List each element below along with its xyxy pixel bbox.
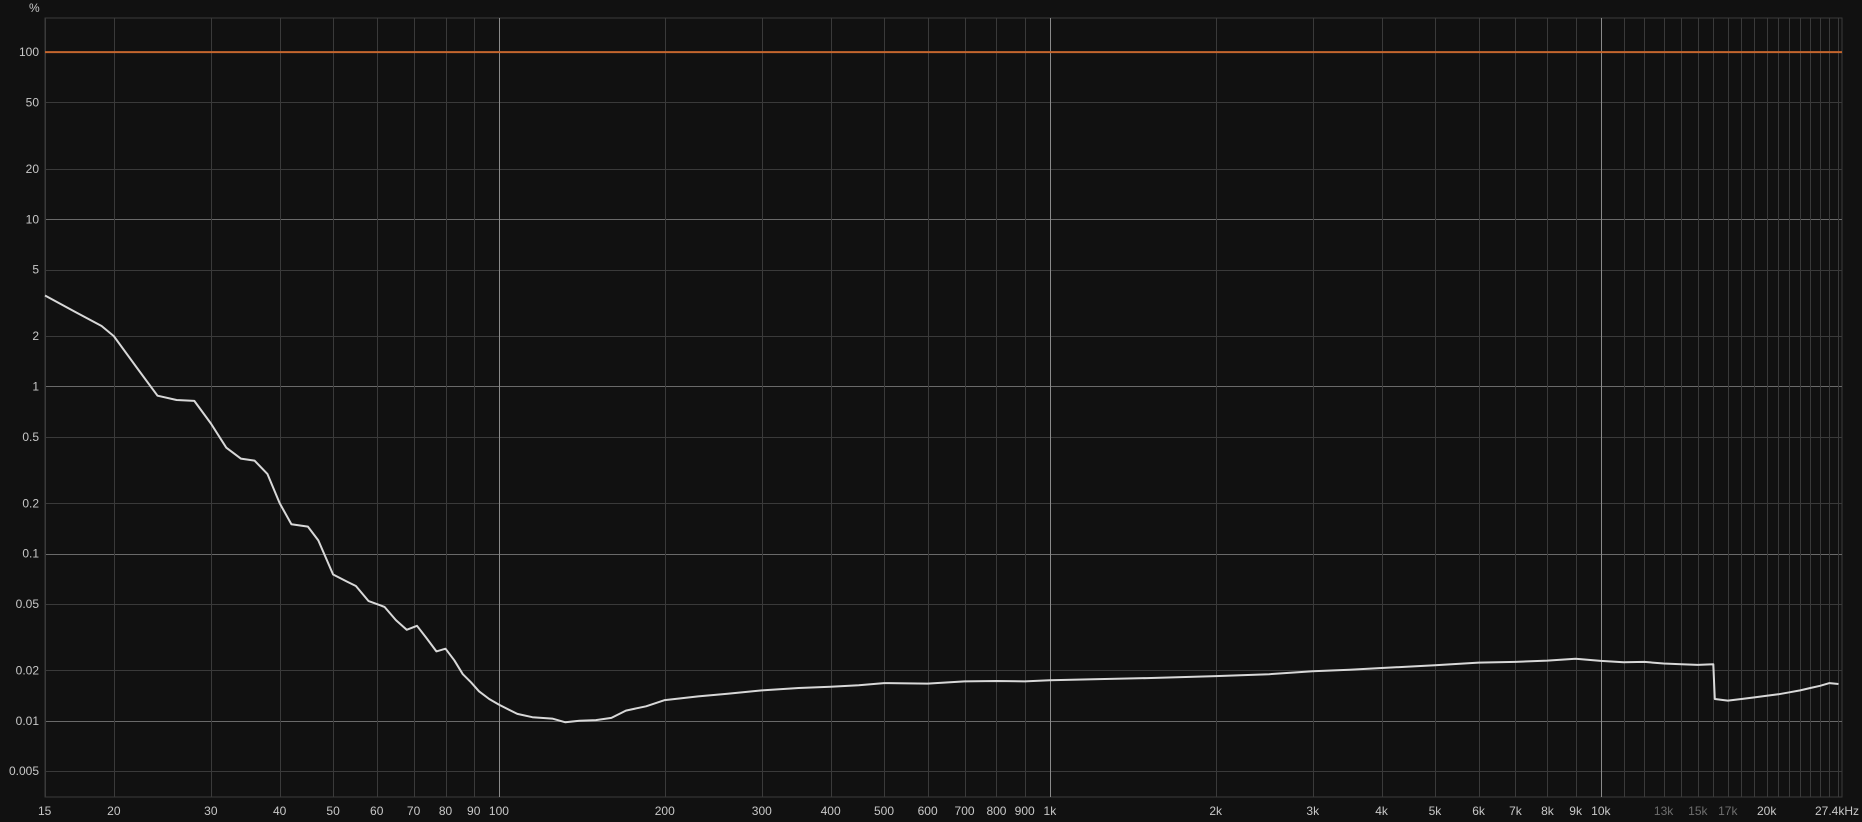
x-tick-label: 1k: [1044, 804, 1058, 818]
y-tick-label: 2: [32, 329, 39, 343]
x-tick-label: 7k: [1509, 804, 1523, 818]
x-tick-label: 900: [1015, 804, 1035, 818]
x-tick-label: 20k: [1757, 804, 1777, 818]
x-tick-label: 100: [489, 804, 509, 818]
y-tick-label: 20: [26, 162, 40, 176]
x-tick-label: 600: [918, 804, 938, 818]
x-tick-label: 27.4kHz: [1815, 804, 1859, 818]
y-tick-label: 0.1: [22, 547, 39, 561]
x-tick-label: 10k: [1591, 804, 1611, 818]
y-tick-label: 0.02: [16, 663, 40, 677]
x-tick-label: 80: [439, 804, 453, 818]
plot-background: [0, 0, 1862, 822]
x-tick-label: 700: [955, 804, 975, 818]
x-tick-label: 5k: [1429, 804, 1443, 818]
y-tick-label: 50: [26, 95, 40, 109]
y-tick-label: 0.5: [22, 430, 39, 444]
x-tick-label: 4k: [1375, 804, 1389, 818]
x-tick-label: 17k: [1718, 804, 1738, 818]
y-tick-label: 0.05: [16, 597, 40, 611]
x-tick-label: 50: [326, 804, 340, 818]
x-tick-label: 8k: [1541, 804, 1555, 818]
x-tick-label: 400: [821, 804, 841, 818]
x-tick-label: 60: [370, 804, 384, 818]
x-tick-label: 200: [655, 804, 675, 818]
y-unit-label: %: [29, 1, 40, 15]
y-tick-label: 10: [26, 212, 40, 226]
x-tick-label: 2k: [1209, 804, 1223, 818]
y-tick-label: 5: [32, 263, 39, 277]
x-tick-label: 6k: [1472, 804, 1486, 818]
y-tick-label: 100: [19, 45, 39, 59]
x-tick-label: 20: [107, 804, 121, 818]
x-tick-label: 3k: [1306, 804, 1320, 818]
x-tick-label: 300: [752, 804, 772, 818]
x-tick-label: 30: [204, 804, 218, 818]
y-tick-label: 1: [32, 379, 39, 393]
y-tick-label: 0.2: [22, 496, 39, 510]
distortion-chart: 100 50 20 10 5 2 1 0.5 0.2 0.1 0.05 0.02 0.01 0.005 1…: [0, 0, 1862, 822]
x-tick-label: 90: [467, 804, 481, 818]
x-tick-label: 9k: [1569, 804, 1583, 818]
y-tick-label: 0.01: [16, 714, 40, 728]
y-tick-label: 0.005: [9, 764, 39, 778]
x-tick-label: 70: [407, 804, 421, 818]
x-tick-label: 500: [874, 804, 894, 818]
x-tick-label: 15k: [1688, 804, 1708, 818]
x-tick-label: 13k: [1654, 804, 1674, 818]
x-tick-label: 15: [38, 804, 52, 818]
x-tick-label: 40: [273, 804, 287, 818]
x-tick-label: 800: [986, 804, 1006, 818]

● WORK TO DO:
Rewrite the stretch of records from the line containing "x-tick-label: 1k: [1044, 804, 1058, 818]" through the line containing "x-tick-label: 4k: [1375, 804, 1389, 818]", replacing "y-tick-label" with "y-axis-tick" and leaving everything else unchanged.

● FINAL RESULT:
x-tick-label: 1k: [1044, 804, 1058, 818]
y-axis-tick: 2: [32, 329, 39, 343]
x-tick-label: 7k: [1509, 804, 1523, 818]
x-tick-label: 900: [1015, 804, 1035, 818]
x-tick-label: 20k: [1757, 804, 1777, 818]
x-tick-label: 100: [489, 804, 509, 818]
y-axis-tick: 20: [26, 162, 40, 176]
x-tick-label: 600: [918, 804, 938, 818]
x-tick-label: 27.4kHz: [1815, 804, 1859, 818]
y-axis-tick: 0.1: [22, 547, 39, 561]
x-tick-label: 10k: [1591, 804, 1611, 818]
y-axis-tick: 0.02: [16, 663, 40, 677]
x-tick-label: 80: [439, 804, 453, 818]
plot-background: [0, 0, 1862, 822]
x-tick-label: 700: [955, 804, 975, 818]
x-tick-label: 5k: [1429, 804, 1443, 818]
y-axis-tick: 50: [26, 95, 40, 109]
y-axis-tick: 0.5: [22, 430, 39, 444]
x-tick-label: 4k: [1375, 804, 1389, 818]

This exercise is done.